WHAT IS BEING ASKED:
Extend the article about the Michigan State quarterback competition between Keith Nichol and Kirk Cousins, picking up after its final sentence.
>> Begin DOCUMENT EXCERPT
NCF Nation: Joey Halzle

Posted by ESPN.com's Adam Rittenberg

Several years ago, the prospect of Keith Nichol and Kirk Cousins competing for a starting job on the same team seemed slim at best.

You could make a case the two quarterbacks were intentionally trying to avoid each other.

 Matthew Emmons/US PRESSWIRE
Kirk Cousins could have the advantage in the QB duel after serving as Brian Hoyer's backup last fall.

Nichol committed to Michigan State in the summer of 2005, pegged as the successor to Drew Stanton. At the time, Cousins was a relatively unknown player entering his junior year at a high school that had only started competing in football two years earlier.

But shortly after Michigan State fired head coach John L. Smith in 2006, Nichol decommitted and switched his pledge to Oklahoma. Cousins, meanwhile, had followed several strong performances at junior camps with an excellent senior season.
>> End DOCUMENT EXCERPT
>> Begin DATA EXCERPTS
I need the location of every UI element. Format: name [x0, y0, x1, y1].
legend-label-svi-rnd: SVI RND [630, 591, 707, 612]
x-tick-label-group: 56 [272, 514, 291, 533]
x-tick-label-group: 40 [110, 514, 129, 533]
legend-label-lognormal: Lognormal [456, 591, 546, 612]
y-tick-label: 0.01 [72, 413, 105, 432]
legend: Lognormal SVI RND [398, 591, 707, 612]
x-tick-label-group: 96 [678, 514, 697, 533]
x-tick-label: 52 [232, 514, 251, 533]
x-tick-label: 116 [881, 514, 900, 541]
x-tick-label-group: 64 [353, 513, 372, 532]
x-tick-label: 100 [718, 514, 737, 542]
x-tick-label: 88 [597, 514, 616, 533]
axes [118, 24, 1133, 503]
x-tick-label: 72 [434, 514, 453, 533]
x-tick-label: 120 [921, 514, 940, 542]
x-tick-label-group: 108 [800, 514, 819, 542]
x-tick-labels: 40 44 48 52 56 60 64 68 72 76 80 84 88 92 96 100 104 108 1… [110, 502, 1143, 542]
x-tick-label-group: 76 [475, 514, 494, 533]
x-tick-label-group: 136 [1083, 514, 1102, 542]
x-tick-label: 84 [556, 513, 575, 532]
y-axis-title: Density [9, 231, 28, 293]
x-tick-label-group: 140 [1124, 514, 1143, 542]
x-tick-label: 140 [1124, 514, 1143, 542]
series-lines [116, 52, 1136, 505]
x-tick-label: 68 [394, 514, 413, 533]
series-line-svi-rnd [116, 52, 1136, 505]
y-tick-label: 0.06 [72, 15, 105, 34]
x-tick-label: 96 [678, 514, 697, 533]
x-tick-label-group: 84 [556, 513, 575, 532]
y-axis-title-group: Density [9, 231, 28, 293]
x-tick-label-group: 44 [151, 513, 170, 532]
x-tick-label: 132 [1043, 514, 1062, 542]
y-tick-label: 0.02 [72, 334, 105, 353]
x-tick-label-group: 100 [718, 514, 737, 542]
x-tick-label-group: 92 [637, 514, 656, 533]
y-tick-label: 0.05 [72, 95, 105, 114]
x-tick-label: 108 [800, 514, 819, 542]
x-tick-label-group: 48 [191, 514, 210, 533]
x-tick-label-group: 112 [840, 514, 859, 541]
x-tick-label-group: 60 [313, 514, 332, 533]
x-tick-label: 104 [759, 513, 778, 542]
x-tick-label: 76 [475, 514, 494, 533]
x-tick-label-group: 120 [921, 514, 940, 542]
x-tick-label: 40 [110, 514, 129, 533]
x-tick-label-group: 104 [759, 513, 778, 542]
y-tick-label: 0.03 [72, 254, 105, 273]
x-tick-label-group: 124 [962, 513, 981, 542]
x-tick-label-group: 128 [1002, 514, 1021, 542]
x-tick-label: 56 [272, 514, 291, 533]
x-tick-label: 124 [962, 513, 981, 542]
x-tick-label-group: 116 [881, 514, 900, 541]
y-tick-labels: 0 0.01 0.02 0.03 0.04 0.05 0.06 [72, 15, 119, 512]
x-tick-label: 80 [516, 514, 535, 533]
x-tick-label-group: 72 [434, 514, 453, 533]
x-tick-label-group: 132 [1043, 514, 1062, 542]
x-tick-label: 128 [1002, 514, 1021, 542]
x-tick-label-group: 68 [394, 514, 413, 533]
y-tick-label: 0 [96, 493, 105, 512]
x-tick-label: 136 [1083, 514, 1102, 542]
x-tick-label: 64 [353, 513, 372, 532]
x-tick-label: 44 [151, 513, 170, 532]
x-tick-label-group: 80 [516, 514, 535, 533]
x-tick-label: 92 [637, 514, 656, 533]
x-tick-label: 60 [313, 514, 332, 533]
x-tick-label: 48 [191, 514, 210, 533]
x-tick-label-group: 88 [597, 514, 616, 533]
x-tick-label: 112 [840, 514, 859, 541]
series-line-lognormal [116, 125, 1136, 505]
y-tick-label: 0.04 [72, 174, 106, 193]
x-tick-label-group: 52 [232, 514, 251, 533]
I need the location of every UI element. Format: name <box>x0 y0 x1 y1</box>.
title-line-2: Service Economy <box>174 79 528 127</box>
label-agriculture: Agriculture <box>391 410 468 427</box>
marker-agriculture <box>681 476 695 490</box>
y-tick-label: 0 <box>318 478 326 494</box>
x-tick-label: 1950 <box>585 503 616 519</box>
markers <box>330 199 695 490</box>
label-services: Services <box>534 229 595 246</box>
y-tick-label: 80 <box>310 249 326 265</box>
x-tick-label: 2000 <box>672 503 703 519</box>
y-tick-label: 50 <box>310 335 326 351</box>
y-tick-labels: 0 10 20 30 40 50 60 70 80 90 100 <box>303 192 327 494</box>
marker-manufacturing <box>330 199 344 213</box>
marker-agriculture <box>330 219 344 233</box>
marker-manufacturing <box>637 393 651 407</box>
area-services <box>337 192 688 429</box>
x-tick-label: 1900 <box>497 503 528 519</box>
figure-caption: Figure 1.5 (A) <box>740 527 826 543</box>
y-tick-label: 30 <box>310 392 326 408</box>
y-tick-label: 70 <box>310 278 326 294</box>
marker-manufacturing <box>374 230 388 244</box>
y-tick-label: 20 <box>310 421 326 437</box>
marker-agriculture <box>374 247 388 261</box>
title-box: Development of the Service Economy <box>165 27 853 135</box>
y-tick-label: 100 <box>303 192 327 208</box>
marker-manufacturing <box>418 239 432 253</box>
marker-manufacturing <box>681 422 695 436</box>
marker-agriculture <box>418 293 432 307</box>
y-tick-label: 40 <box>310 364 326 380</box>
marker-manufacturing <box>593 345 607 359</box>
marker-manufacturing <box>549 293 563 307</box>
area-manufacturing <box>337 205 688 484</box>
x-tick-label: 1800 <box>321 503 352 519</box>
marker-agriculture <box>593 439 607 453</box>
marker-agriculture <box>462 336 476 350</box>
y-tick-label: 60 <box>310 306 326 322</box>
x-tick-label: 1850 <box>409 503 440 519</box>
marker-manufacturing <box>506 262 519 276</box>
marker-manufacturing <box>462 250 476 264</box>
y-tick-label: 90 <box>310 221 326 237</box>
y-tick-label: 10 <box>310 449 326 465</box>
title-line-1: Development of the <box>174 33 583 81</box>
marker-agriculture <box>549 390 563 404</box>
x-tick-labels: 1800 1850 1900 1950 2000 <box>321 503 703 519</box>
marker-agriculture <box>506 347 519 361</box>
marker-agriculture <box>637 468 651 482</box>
>> End DATA EXCERPTS
WRITTEN RESPONSE:
Scholarship offers started to trickle in. After Nichol bolted, Michigan State assistant Dan Enos came calling and Cousins committed in January 2007.

"If I had to pick from any of the other schools that had offered, I'm not sure where I would have gone," said Cousins, who also received an offer from Colorado. "I'm glad that Michigan State came through."

Their paths seemed set. Two quarterbacks who grew up 50 miles apart in western Michigan would be separated by a time zone in college.

But after Nichol found himself behind future Heisman Trophy winner Sam Bradford and Joey Halzle on Oklahoma's depth chart, he decided to transfer and ended up where he nearly started, Michigan State.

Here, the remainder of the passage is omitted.